**MATERIAL FOR THIS TASK**:
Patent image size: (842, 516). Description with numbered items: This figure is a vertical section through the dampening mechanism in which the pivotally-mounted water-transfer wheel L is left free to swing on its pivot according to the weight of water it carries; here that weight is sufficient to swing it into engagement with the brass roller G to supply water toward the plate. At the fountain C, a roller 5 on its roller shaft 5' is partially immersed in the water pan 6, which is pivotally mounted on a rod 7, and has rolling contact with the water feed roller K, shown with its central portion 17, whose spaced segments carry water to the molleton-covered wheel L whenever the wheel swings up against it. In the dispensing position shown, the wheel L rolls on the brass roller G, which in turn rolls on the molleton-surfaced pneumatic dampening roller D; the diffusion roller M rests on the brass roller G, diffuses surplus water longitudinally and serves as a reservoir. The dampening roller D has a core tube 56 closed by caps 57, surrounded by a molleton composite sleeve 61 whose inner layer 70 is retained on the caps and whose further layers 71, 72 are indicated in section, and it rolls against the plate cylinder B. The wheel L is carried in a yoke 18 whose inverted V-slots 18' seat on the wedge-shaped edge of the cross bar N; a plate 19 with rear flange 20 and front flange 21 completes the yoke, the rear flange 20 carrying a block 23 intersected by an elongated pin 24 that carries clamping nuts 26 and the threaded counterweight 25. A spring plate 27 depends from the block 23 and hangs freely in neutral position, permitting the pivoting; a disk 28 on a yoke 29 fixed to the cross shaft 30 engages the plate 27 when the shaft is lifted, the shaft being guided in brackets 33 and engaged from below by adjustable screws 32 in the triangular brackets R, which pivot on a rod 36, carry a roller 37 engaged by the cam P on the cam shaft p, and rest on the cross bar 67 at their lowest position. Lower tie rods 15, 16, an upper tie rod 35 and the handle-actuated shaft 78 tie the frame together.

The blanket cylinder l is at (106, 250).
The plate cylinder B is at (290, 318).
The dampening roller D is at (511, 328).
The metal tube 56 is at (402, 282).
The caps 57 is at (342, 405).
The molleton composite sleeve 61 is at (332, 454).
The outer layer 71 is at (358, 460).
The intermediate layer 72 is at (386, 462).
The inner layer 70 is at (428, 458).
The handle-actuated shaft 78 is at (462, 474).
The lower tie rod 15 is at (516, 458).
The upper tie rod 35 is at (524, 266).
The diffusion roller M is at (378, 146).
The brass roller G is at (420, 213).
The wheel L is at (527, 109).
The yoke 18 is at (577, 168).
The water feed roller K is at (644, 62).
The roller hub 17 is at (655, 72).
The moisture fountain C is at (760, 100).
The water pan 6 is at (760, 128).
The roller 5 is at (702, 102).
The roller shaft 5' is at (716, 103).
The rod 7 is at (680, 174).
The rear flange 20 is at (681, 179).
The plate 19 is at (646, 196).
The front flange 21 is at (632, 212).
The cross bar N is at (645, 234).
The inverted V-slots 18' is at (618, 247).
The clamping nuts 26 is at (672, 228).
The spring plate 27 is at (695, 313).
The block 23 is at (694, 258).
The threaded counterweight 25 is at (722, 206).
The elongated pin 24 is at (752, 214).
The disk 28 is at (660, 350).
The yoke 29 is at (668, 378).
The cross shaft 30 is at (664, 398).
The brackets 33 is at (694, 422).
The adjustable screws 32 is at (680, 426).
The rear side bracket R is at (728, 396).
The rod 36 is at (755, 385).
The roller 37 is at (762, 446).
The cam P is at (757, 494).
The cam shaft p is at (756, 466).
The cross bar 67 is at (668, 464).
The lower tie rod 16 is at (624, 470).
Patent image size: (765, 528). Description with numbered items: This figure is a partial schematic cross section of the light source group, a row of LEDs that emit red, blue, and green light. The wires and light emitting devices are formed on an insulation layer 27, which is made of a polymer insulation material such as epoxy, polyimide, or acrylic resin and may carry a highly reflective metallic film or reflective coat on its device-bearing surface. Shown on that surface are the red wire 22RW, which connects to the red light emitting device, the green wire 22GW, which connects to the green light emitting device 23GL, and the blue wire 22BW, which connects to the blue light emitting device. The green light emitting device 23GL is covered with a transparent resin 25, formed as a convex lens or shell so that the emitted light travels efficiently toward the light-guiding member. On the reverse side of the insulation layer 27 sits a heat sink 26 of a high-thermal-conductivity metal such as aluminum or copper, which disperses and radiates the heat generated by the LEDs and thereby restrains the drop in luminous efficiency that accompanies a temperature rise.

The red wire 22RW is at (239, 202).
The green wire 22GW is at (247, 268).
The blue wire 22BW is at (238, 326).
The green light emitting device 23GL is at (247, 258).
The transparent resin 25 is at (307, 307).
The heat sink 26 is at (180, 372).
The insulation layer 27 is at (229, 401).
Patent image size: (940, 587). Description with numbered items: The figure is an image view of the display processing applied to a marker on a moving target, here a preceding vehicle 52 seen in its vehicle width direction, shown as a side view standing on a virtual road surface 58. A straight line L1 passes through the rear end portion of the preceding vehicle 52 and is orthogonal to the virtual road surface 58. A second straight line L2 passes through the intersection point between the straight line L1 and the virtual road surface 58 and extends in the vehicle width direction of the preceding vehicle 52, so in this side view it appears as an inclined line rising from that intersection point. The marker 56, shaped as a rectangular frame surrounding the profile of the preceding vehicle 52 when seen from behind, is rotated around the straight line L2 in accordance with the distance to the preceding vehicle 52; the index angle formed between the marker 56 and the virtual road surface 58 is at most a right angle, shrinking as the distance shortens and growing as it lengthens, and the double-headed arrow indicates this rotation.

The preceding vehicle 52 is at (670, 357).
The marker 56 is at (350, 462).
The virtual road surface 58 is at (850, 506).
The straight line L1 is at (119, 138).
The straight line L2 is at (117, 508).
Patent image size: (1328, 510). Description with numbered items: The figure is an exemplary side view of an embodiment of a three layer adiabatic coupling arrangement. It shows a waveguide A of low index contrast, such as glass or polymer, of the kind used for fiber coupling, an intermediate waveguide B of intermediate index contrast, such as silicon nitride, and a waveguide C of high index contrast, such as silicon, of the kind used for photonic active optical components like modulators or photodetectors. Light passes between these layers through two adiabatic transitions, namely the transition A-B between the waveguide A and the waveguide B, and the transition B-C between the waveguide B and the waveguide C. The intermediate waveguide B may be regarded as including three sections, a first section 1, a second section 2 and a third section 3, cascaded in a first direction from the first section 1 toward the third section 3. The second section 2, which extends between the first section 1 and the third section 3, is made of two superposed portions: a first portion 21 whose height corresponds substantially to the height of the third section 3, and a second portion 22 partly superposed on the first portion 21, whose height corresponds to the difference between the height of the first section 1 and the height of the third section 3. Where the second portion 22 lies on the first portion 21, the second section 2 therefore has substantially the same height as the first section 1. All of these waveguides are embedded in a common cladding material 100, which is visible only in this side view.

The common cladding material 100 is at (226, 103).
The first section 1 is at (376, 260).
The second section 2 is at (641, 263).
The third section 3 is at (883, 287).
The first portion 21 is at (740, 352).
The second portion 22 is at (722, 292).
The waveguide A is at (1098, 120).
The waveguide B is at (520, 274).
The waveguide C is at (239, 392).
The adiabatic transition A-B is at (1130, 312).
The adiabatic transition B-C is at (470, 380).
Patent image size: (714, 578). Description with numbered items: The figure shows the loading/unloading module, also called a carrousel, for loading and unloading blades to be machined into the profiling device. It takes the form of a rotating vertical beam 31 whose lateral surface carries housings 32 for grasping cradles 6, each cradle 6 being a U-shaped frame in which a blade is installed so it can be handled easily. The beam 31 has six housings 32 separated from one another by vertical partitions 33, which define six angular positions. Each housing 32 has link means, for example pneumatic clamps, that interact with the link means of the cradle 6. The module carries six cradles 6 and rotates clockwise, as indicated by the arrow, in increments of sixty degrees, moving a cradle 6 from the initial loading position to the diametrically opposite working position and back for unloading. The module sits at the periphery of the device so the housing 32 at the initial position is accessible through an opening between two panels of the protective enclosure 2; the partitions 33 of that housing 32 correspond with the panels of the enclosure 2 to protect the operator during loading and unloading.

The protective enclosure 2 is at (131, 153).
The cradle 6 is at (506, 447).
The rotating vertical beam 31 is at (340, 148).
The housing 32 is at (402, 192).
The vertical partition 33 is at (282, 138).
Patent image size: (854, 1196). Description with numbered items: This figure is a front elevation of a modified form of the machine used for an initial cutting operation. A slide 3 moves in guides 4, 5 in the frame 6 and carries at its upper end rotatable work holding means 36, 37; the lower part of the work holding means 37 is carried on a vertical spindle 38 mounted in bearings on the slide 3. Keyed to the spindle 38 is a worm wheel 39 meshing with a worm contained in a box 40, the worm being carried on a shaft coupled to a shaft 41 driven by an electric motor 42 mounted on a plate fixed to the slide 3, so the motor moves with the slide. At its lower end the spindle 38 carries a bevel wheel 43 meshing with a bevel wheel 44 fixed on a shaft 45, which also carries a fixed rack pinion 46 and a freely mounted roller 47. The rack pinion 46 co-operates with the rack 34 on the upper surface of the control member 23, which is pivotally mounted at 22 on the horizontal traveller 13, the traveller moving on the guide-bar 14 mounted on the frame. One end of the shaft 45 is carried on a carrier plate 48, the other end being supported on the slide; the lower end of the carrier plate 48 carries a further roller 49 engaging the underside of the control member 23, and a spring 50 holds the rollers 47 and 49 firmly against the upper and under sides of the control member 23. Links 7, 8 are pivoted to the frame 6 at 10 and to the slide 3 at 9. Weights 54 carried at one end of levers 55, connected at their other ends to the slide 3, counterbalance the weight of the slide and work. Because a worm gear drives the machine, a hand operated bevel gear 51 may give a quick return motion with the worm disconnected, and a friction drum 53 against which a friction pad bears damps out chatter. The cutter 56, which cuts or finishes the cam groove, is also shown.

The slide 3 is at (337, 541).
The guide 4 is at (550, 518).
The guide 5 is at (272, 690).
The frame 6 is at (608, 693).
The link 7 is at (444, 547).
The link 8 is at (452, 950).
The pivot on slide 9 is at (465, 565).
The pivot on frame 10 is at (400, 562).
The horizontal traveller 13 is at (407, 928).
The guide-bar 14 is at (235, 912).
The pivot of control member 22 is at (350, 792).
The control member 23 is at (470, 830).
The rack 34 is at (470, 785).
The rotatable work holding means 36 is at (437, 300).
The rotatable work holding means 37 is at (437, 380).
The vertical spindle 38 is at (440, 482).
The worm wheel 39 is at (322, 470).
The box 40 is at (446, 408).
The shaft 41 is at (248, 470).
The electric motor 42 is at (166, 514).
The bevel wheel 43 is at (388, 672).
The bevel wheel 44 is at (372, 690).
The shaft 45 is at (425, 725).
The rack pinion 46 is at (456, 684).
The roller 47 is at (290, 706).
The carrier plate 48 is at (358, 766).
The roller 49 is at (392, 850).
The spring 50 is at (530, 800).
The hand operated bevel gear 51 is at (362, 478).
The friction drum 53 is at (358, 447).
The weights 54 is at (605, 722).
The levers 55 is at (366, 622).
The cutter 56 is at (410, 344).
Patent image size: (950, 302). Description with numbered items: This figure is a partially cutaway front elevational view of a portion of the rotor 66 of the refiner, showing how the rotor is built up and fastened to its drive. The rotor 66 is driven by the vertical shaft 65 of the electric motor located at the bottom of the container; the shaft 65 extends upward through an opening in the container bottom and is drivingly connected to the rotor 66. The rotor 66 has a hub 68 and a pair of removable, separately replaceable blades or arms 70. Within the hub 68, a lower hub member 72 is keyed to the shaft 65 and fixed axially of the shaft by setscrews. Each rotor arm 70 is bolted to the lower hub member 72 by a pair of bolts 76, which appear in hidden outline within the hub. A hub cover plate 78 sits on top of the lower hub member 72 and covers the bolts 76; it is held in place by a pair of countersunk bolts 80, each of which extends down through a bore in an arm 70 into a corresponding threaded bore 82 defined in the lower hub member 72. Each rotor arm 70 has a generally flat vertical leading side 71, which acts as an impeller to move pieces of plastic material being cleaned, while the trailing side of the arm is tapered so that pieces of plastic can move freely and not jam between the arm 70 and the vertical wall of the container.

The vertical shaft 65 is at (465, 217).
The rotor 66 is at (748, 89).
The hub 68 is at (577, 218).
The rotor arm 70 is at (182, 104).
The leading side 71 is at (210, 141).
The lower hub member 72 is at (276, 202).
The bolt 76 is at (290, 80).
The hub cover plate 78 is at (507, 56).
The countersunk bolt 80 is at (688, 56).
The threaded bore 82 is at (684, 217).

**WHAT YOU HAVE TO DO**:
Copy out the material above word for word, from the line containing "Patent image size: (714, 578)." through the line containing "The rotating vertical".

**RESPONSE TO THE EXERCISE**:
Patent image size: (714, 578). Description with numbered items: The figure shows the loading/unloading module, also called a carrousel, for loading and unloading blades to be machined into the profiling device. It takes the form of a rotating vertical beam 31 whose lateral surface carries housings 32 for grasping cradles 6, each cradle 6 being a U-shaped frame in which a blade is installed so it can be handled easily. The beam 31 has six housings 32 separated from one another by vertical partitions 33, which define six angular positions. Each housing 32 has link means, for example pneumatic clamps, that interact with the link means of the cradle 6. The module carries six cradles 6 and rotates clockwise, as indicated by the arrow, in increments of sixty degrees, moving a cradle 6 from the initial loading position to the diametrically opposite working position and back for unloading. The module sits at the periphery of the device so the housing 32 at the initial position is accessible through an opening between two panels of the protective enclosure 2; the partitions 33 of that housing 32 correspond with the panels of the enclosure 2 to protect the operator during loading and unloading.

The protective enclosure 2 is at (131, 153).
The cradle 6 is at (506, 447).
The rotating vertical beam 31 is at (340, 148).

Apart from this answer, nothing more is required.